=== Exercise objective ===
Transcribe each of the records below exactly, excluding all pictures.

═════ Excerpted records ═════

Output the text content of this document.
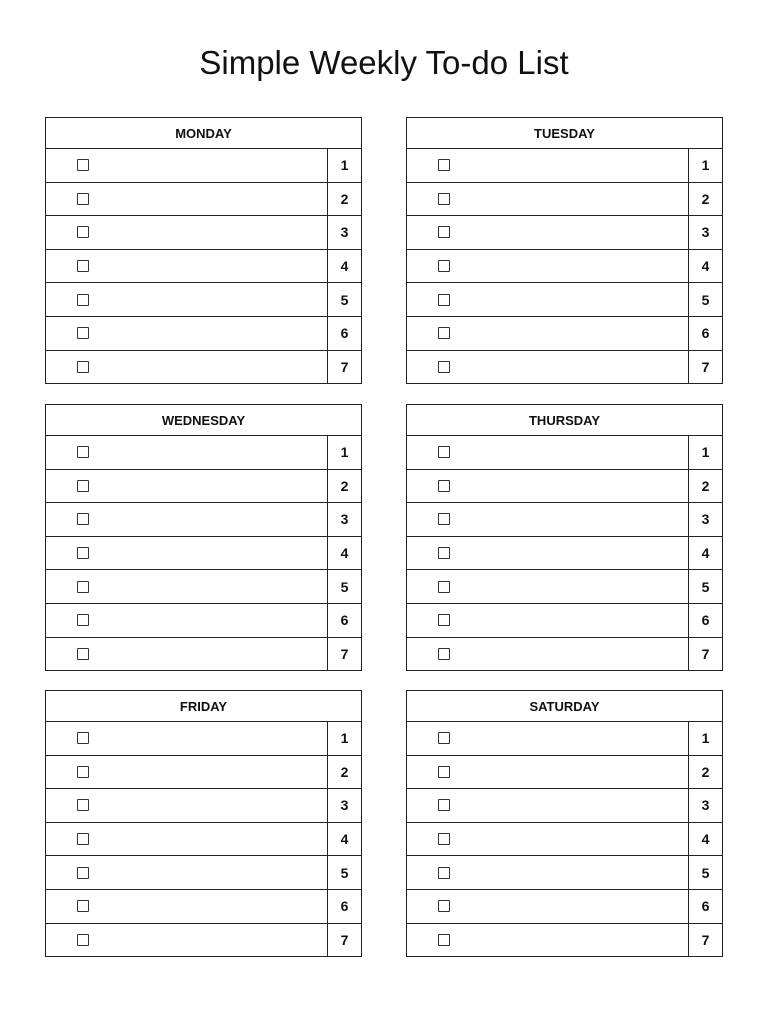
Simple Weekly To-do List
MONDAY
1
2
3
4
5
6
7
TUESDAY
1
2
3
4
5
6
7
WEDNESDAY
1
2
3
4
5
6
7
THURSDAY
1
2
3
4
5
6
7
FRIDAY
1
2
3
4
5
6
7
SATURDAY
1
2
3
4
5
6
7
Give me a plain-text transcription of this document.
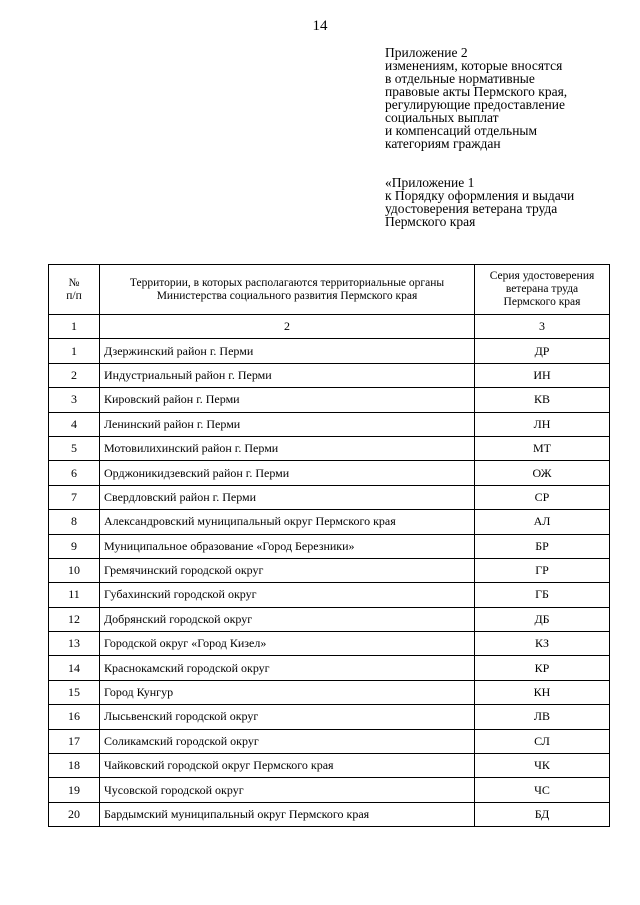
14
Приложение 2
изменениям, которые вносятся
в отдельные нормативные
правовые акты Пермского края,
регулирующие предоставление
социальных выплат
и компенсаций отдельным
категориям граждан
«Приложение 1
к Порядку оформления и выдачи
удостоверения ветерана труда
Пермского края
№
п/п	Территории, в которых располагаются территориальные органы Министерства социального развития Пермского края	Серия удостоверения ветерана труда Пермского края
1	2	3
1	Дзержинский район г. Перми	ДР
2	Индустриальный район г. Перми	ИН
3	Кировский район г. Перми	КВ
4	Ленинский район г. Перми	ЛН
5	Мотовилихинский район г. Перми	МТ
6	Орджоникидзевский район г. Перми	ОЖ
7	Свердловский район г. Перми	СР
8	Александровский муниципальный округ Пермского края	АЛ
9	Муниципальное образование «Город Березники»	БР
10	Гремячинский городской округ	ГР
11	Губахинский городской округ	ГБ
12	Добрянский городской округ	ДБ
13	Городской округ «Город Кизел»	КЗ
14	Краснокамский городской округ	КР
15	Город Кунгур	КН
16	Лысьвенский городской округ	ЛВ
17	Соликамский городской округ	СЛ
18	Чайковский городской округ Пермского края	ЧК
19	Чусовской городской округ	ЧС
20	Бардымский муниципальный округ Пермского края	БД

═════

=== The answer ===
Output the text content of this document.
Simple Weekly To-do List
MONDAY
1
2
3
4
5
6
7
TUESDAY
1
2
3
4
5
6
7
WEDNESDAY
1
2
3
4
5
6
7
THURSDAY
1
2
3
4
5
6
7
FRIDAY
1
2
3
4
5
6
7
SATURDAY
1
2
3
4
5
6
7
Give me a plain-text transcription of this document.
14
Приложение 2
изменениям, которые вносятся
в отдельные нормативные
правовые акты Пермского края,
регулирующие предоставление
социальных выплат
и компенсаций отдельным
категориям граждан
«Приложение 1
к Порядку оформления и выдачи
удостоверения ветерана труда
Пермского края
№
п/п	Территории, в которых располагаются территориальные органы Министерства социального развития Пермского края	Серия удостоверения ветерана труда Пермского края
1	2	3
1	Дзержинский район г. Перми	ДР
2	Индустриальный район г. Перми	ИН
3	Кировский район г. Перми	КВ
4	Ленинский район г. Перми	ЛН
5	Мотовилихинский район г. Перми	МТ
6	Орджоникидзевский район г. Перми	ОЖ
7	Свердловский район г. Перми	СР
8	Александровский муниципальный округ Пермского края	АЛ
9	Муниципальное образование «Город Березники»	БР
10	Гремячинский городской округ	ГР
11	Губахинский городской округ	ГБ
12	Добрянский городской округ	ДБ
13	Городской округ «Город Кизел»	КЗ
14	Краснокамский городской округ	КР
15	Город Кунгур	КН
16	Лысьвенский городской округ	ЛВ
17	Соликамский городской округ	СЛ
18	Чайковский городской округ Пермского края	ЧК
19	Чусовской городской округ	ЧС
20	Бардымский муниципальный округ Пермского края	БД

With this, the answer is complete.